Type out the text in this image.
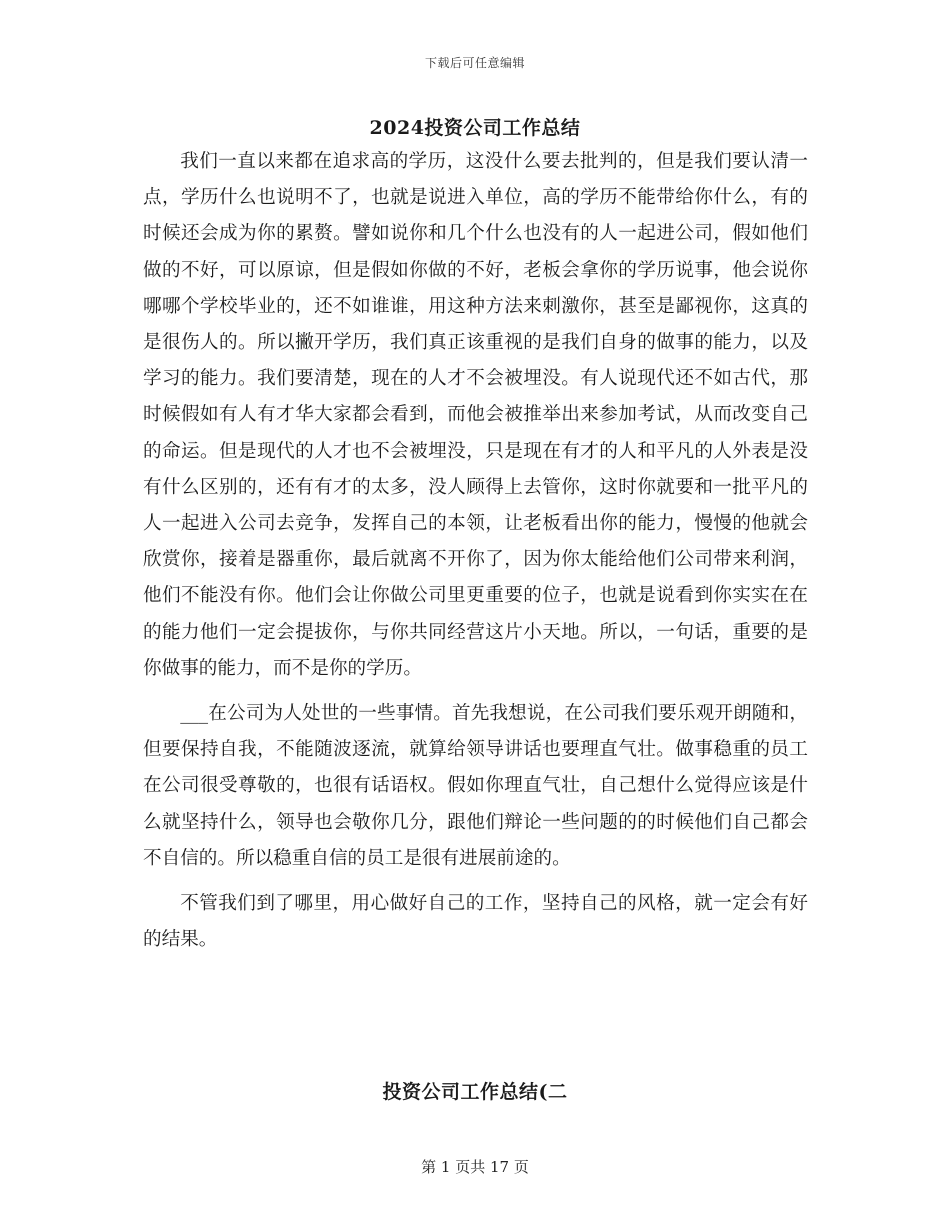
下载后可任意编辑
2024投资公司工作总结

我们一直以来都在追求高的学历，这没什么要去批判的，但是我们要认清一点，学历什么也说明不了，也就是说进入单位，高的学历不能带给你什么，有的时候还会成为你的累赘。譬如说你和几个什么也没有的人一起进公司，假如他们做的不好，可以原谅，但是假如你做的不好，老板会拿你的学历说事，他会说你哪哪个学校毕业的，还不如谁谁，用这种方法来刺激你，甚至是鄙视你，这真的是很伤人的。所以撇开学历，我们真正该重视的是我们自身的做事的能力，以及学习的能力。我们要清楚，现在的人才不会被埋没。有人说现代还不如古代，那时候假如有人有才华大家都会看到，而他会被推举出来参加考试，从而改变自己的命运。但是现代的人才也不会被埋没，只是现在有才的人和平凡的人外表是没有什么区别的，还有有才的太多，没人顾得上去管你，这时你就要和一批平凡的人一起进入公司去竞争，发挥自己的本领，让老板看出你的能力，慢慢的他就会欣赏你，接着是器重你，最后就离不开你了，因为你太能给他们公司带来利润，他们不能没有你。他们会让你做公司里更重要的位子，也就是说看到你实实在在的能力他们一定会提拔你，与你共同经营这片小天地。所以，一句话，重要的是你做事的能力，而不是你的学历。

___在公司为人处世的一些事情。首先我想说，在公司我们要乐观开朗随和，但要保持自我，不能随波逐流，就算给领导讲话也要理直气壮。做事稳重的员工在公司很受尊敬的，也很有话语权。假如你理直气壮，自己想什么觉得应该是什么就坚持什么，领导也会敬你几分，跟他们辩论一些问题的的时候他们自己都会不自信的。所以稳重自信的员工是很有进展前途的。

不管我们到了哪里，用心做好自己的工作，坚持自己的风格，就一定会有好的结果。

投资公司工作总结(二
第 1 页共 17 页
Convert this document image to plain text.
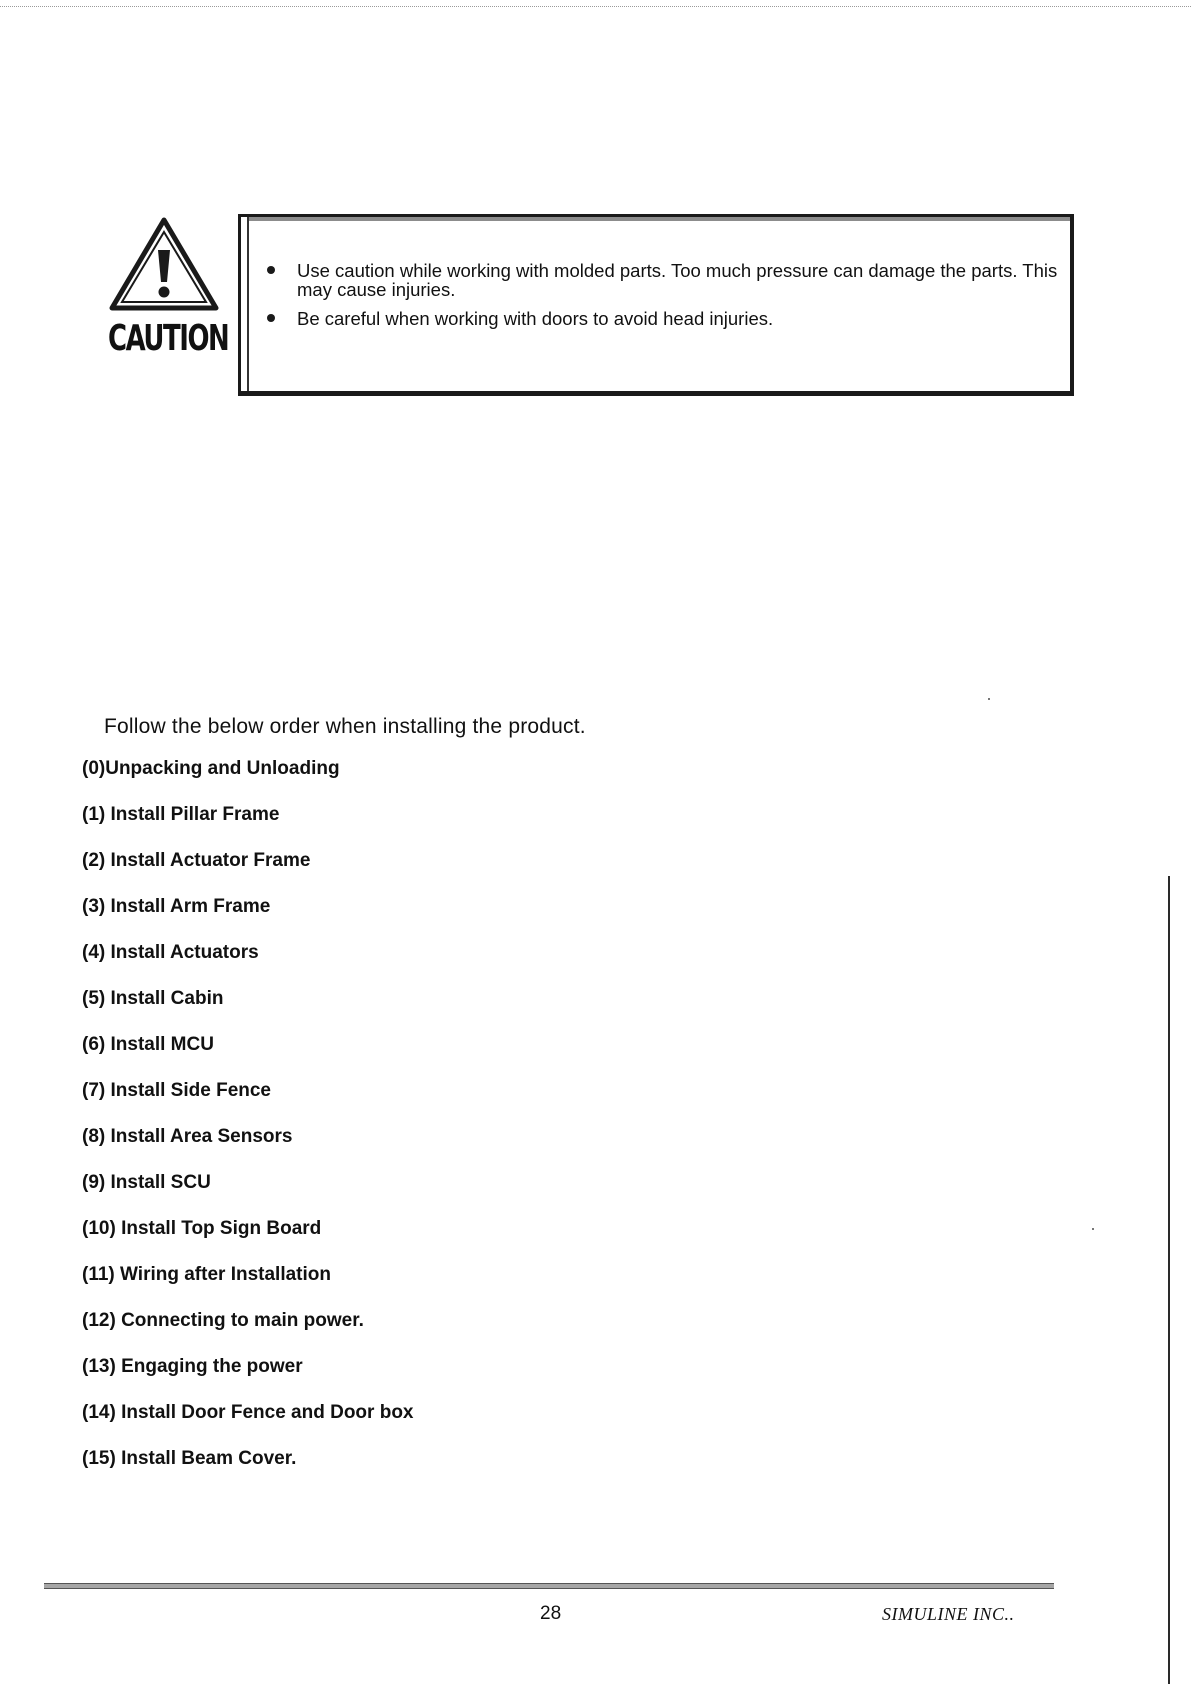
CAUTION
Use caution while working with molded parts. Too much pressure can damage the parts. This may cause injuries.
Be careful when working with doors to avoid head injuries.
Follow the below order when installing the product.
(0)Unpacking and Unloading
(1) Install Pillar Frame
(2) Install Actuator Frame
(3) Install Arm Frame
(4) Install Actuators
(5) Install Cabin
(6) Install MCU
(7) Install Side Fence
(8) Install Area Sensors
(9) Install SCU
(10) Install Top Sign Board
(11) Wiring after Installation
(12) Connecting to main power.
(13) Engaging the power
(14) Install Door Fence and Door box
(15) Install Beam Cover.
28	SIMULINE INC..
____________
WHAT IS ASKED
Print all of the entries word for word. Skip any images they contain.

RESULT
Type out the text in this image.
下载后可任意编辑
2024投资公司工作总结

我们一直以来都在追求高的学历，这没什么要去批判的，但是我们要认清一点，学历什么也说明不了，也就是说进入单位，高的学历不能带给你什么，有的时候还会成为你的累赘。譬如说你和几个什么也没有的人一起进公司，假如他们做的不好，可以原谅，但是假如你做的不好，老板会拿你的学历说事，他会说你哪哪个学校毕业的，还不如谁谁，用这种方法来刺激你，甚至是鄙视你，这真的是很伤人的。所以撇开学历，我们真正该重视的是我们自身的做事的能力，以及学习的能力。我们要清楚，现在的人才不会被埋没。有人说现代还不如古代，那时候假如有人有才华大家都会看到，而他会被推举出来参加考试，从而改变自己的命运。但是现代的人才也不会被埋没，只是现在有才的人和平凡的人外表是没有什么区别的，还有有才的太多，没人顾得上去管你，这时你就要和一批平凡的人一起进入公司去竞争，发挥自己的本领，让老板看出你的能力，慢慢的他就会欣赏你，接着是器重你，最后就离不开你了，因为你太能给他们公司带来利润，他们不能没有你。他们会让你做公司里更重要的位子，也就是说看到你实实在在的能力他们一定会提拔你，与你共同经营这片小天地。所以，一句话，重要的是你做事的能力，而不是你的学历。

___在公司为人处世的一些事情。首先我想说，在公司我们要乐观开朗随和，但要保持自我，不能随波逐流，就算给领导讲话也要理直气壮。做事稳重的员工在公司很受尊敬的，也很有话语权。假如你理直气壮，自己想什么觉得应该是什么就坚持什么，领导也会敬你几分，跟他们辩论一些问题的的时候他们自己都会不自信的。所以稳重自信的员工是很有进展前途的。

不管我们到了哪里，用心做好自己的工作，坚持自己的风格，就一定会有好的结果。

投资公司工作总结(二
第 1 页共 17 页
Convert this document image to plain text.
CAUTION
Use caution while working with molded parts. Too much pressure can damage the parts. This may cause injuries.
Be careful when working with doors to avoid head injuries.
Follow the below order when installing the product.
(0)Unpacking and Unloading
(1) Install Pillar Frame
(2) Install Actuator Frame
(3) Install Arm Frame
(4) Install Actuators
(5) Install Cabin
(6) Install MCU
(7) Install Side Fence
(8) Install Area Sensors
(9) Install SCU
(10) Install Top Sign Board
(11) Wiring after Installation
(12) Connecting to main power.
(13) Engaging the power
(14) Install Door Fence and Door box
(15) Install Beam Cover.
28	SIMULINE INC..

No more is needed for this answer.